[Dataset items]
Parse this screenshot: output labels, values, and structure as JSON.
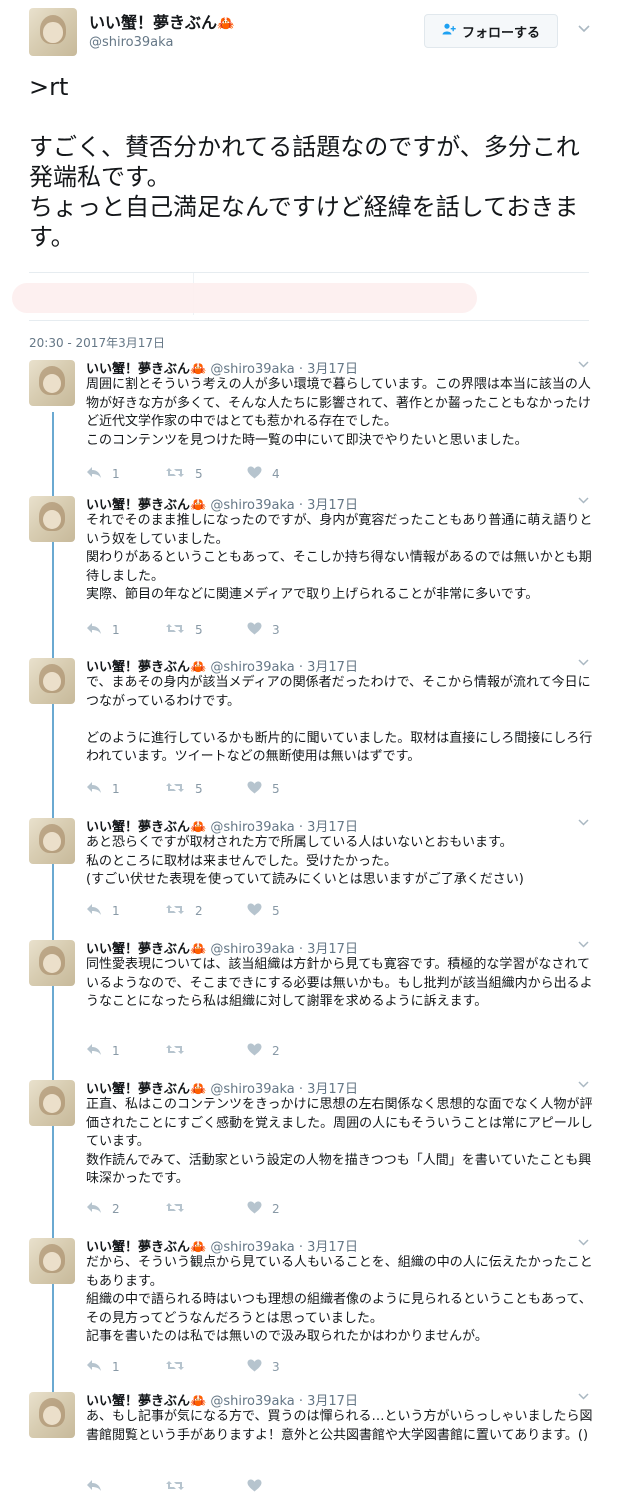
{
  "account": {
    "display_name": "いい蟹！夢きぶん",
    "name_emoji": "🦀",
    "handle": "@shiro39aka",
    "avatar": "avatar-image"
  },
  "follow_button": {
    "icon": "user-plus-icon",
    "label": "フォローする"
  },
  "main_tweet": {
    "text_line1": ">rt",
    "text_line2": "すごく、賛否分かれてる話題なのですが、多分これ発端私です。\nちょっと自己満足なんですけど経緯を話しておきます。",
    "timestamp": "20:30 - 2017年3月17日"
  },
  "colors": {
    "accent": "#1da1f2",
    "thread_line": "#6aa9d1",
    "muted": "#657786",
    "crab": "#d6243b"
  },
  "replies": [
    {
      "name": "いい蟹！夢きぶん🦀",
      "meta": "@shiro39aka · 3月17日",
      "text": "周囲に割とそういう考えの人が多い環境で暮らしています。この界隈は本当に該当の人物が好きな方が多くて、そんな人たちに影響されて、著作とか齧ったこともなかったけど近代文学作家の中ではとても惹かれる存在でした。\nこのコンテンツを見つけた時一覧の中にいて即決でやりたいと思いました。",
      "reply_count": "1",
      "retweet_count": "5",
      "like_count": "4"
    },
    {
      "name": "いい蟹！夢きぶん🦀",
      "meta": "@shiro39aka · 3月17日",
      "text": "それでそのまま推しになったのですが、身内が寛容だったこともあり普通に萌え語りという奴をしていました。\n関わりがあるということもあって、そこしか持ち得ない情報があるのでは無いかとも期待しました。\n実際、節目の年などに関連メディアで取り上げられることが非常に多いです。",
      "reply_count": "1",
      "retweet_count": "5",
      "like_count": "3"
    },
    {
      "name": "いい蟹！夢きぶん🦀",
      "meta": "@shiro39aka · 3月17日",
      "text": "で、まあその身内が該当メディアの関係者だったわけで、そこから情報が流れて今日につながっているわけです。\n\nどのように進行しているかも断片的に聞いていました。取材は直接にしろ間接にしろ行われています。ツイートなどの無断使用は無いはずです。",
      "reply_count": "1",
      "retweet_count": "5",
      "like_count": "5"
    },
    {
      "name": "いい蟹！夢きぶん🦀",
      "meta": "@shiro39aka · 3月17日",
      "text": "あと恐らくですが取材された方で所属している人はいないとおもいます。\n私のところに取材は来ませんでした。受けたかった。\n(すごい伏せた表現を使っていて読みにくいとは思いますがご了承ください)",
      "reply_count": "1",
      "retweet_count": "2",
      "like_count": "5"
    },
    {
      "name": "いい蟹！夢きぶん🦀",
      "meta": "@shiro39aka · 3月17日",
      "text": "同性愛表現については、該当組織は方針から見ても寛容です。積極的な学習がなされているようなので、そこまできにする必要は無いかも。もし批判が該当組織内から出るようなことになったら私は組織に対して謝罪を求めるように訴えます。",
      "reply_count": "1",
      "retweet_count": "",
      "like_count": "2"
    },
    {
      "name": "いい蟹！夢きぶん🦀",
      "meta": "@shiro39aka · 3月17日",
      "text": "正直、私はこのコンテンツをきっかけに思想の左右関係なく思想的な面でなく人物が評価されたことにすごく感動を覚えました。周囲の人にもそういうことは常にアピールしています。\n数作読んでみて、活動家という設定の人物を描きつつも「人間」を書いていたことも興味深かったです。",
      "reply_count": "2",
      "retweet_count": "",
      "like_count": "2"
    },
    {
      "name": "いい蟹！夢きぶん🦀",
      "meta": "@shiro39aka · 3月17日",
      "text": "だから、そういう観点から見ている人もいることを、組織の中の人に伝えたかったこともあります。\n組織の中で語られる時はいつも理想の組織者像のように見られるということもあって、その見方ってどうなんだろうとは思っていました。\n記事を書いたのは私では無いので汲み取られたかはわかりませんが。",
      "reply_count": "1",
      "retweet_count": "",
      "like_count": "3"
    },
    {
      "name": "いい蟹！夢きぶん🦀",
      "meta": "@shiro39aka · 3月17日",
      "text": "あ、もし記事が気になる方で、買うのは憚られる…という方がいらっしゃいましたら図書館閲覧という手がありますよ！意外と公共図書館や大学図書館に置いてあります。()",
      "reply_count": "",
      "retweet_count": "",
      "like_count": ""
    }
  ]
}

Aim.
Return the listing above word for word, with the pictures removed.

Exercise answer.
Parse this screenshot: output labels, values, and structure as JSON.
{
  "account": {
    "display_name": "いい蟹！夢きぶん",
    "name_emoji": "🦀",
    "handle": "@shiro39aka",
    "avatar": "avatar-image"
  },
  "follow_button": {
    "icon": "user-plus-icon",
    "label": "フォローする"
  },
  "main_tweet": {
    "text_line1": ">rt",
    "text_line2": "すごく、賛否分かれてる話題なのですが、多分これ発端私です。\nちょっと自己満足なんですけど経緯を話しておきます。",
    "timestamp": "20:30 - 2017年3月17日"
  },
  "colors": {
    "accent": "#1da1f2",
    "thread_line": "#6aa9d1",
    "muted": "#657786",
    "crab": "#d6243b"
  },
  "replies": [
    {
      "name": "いい蟹！夢きぶん🦀",
      "meta": "@shiro39aka · 3月17日",
      "text": "周囲に割とそういう考えの人が多い環境で暮らしています。この界隈は本当に該当の人物が好きな方が多くて、そんな人たちに影響されて、著作とか齧ったこともなかったけど近代文学作家の中ではとても惹かれる存在でした。\nこのコンテンツを見つけた時一覧の中にいて即決でやりたいと思いました。",
      "reply_count": "1",
      "retweet_count": "5",
      "like_count": "4"
    },
    {
      "name": "いい蟹！夢きぶん🦀",
      "meta": "@shiro39aka · 3月17日",
      "text": "それでそのまま推しになったのですが、身内が寛容だったこともあり普通に萌え語りという奴をしていました。\n関わりがあるということもあって、そこしか持ち得ない情報があるのでは無いかとも期待しました。\n実際、節目の年などに関連メディアで取り上げられることが非常に多いです。",
      "reply_count": "1",
      "retweet_count": "5",
      "like_count": "3"
    },
    {
      "name": "いい蟹！夢きぶん🦀",
      "meta": "@shiro39aka · 3月17日",
      "text": "で、まあその身内が該当メディアの関係者だったわけで、そこから情報が流れて今日につながっているわけです。\n\nどのように進行しているかも断片的に聞いていました。取材は直接にしろ間接にしろ行われています。ツイートなどの無断使用は無いはずです。",
      "reply_count": "1",
      "retweet_count": "5",
      "like_count": "5"
    },
    {
      "name": "いい蟹！夢きぶん🦀",
      "meta": "@shiro39aka · 3月17日",
      "text": "あと恐らくですが取材された方で所属している人はいないとおもいます。\n私のところに取材は来ませんでした。受けたかった。\n(すごい伏せた表現を使っていて読みにくいとは思いますがご了承ください)",
      "reply_count": "1",
      "retweet_count": "2",
      "like_count": "5"
    },
    {
      "name": "いい蟹！夢きぶん🦀",
      "meta": "@shiro39aka · 3月17日",
      "text": "同性愛表現については、該当組織は方針から見ても寛容です。積極的な学習がなされているようなので、そこまできにする必要は無いかも。もし批判が該当組織内から出るようなことになったら私は組織に対して謝罪を求めるように訴えます。",
      "reply_count": "1",
      "retweet_count": "",
      "like_count": "2"
    },
    {
      "name": "いい蟹！夢きぶん🦀",
      "meta": "@shiro39aka · 3月17日",
      "text": "正直、私はこのコンテンツをきっかけに思想の左右関係なく思想的な面でなく人物が評価されたことにすごく感動を覚えました。周囲の人にもそういうことは常にアピールしています。\n数作読んでみて、活動家という設定の人物を描きつつも「人間」を書いていたことも興味深かったです。",
      "reply_count": "2",
      "retweet_count": "",
      "like_count": "2"
    },
    {
      "name": "いい蟹！夢きぶん🦀",
      "meta": "@shiro39aka · 3月17日",
      "text": "だから、そういう観点から見ている人もいることを、組織の中の人に伝えたかったこともあります。\n組織の中で語られる時はいつも理想の組織者像のように見られるということもあって、その見方ってどうなんだろうとは思っていました。\n記事を書いたのは私では無いので汲み取られたかはわかりませんが。",
      "reply_count": "1",
      "retweet_count": "",
      "like_count": "3"
    },
    {
      "name": "いい蟹！夢きぶん🦀",
      "meta": "@shiro39aka · 3月17日",
      "text": "あ、もし記事が気になる方で、買うのは憚られる…という方がいらっしゃいましたら図書館閲覧という手がありますよ！意外と公共図書館や大学図書館に置いてあります。()",
      "reply_count": "",
      "retweet_count": "",
      "like_count": ""
    }
  ]
}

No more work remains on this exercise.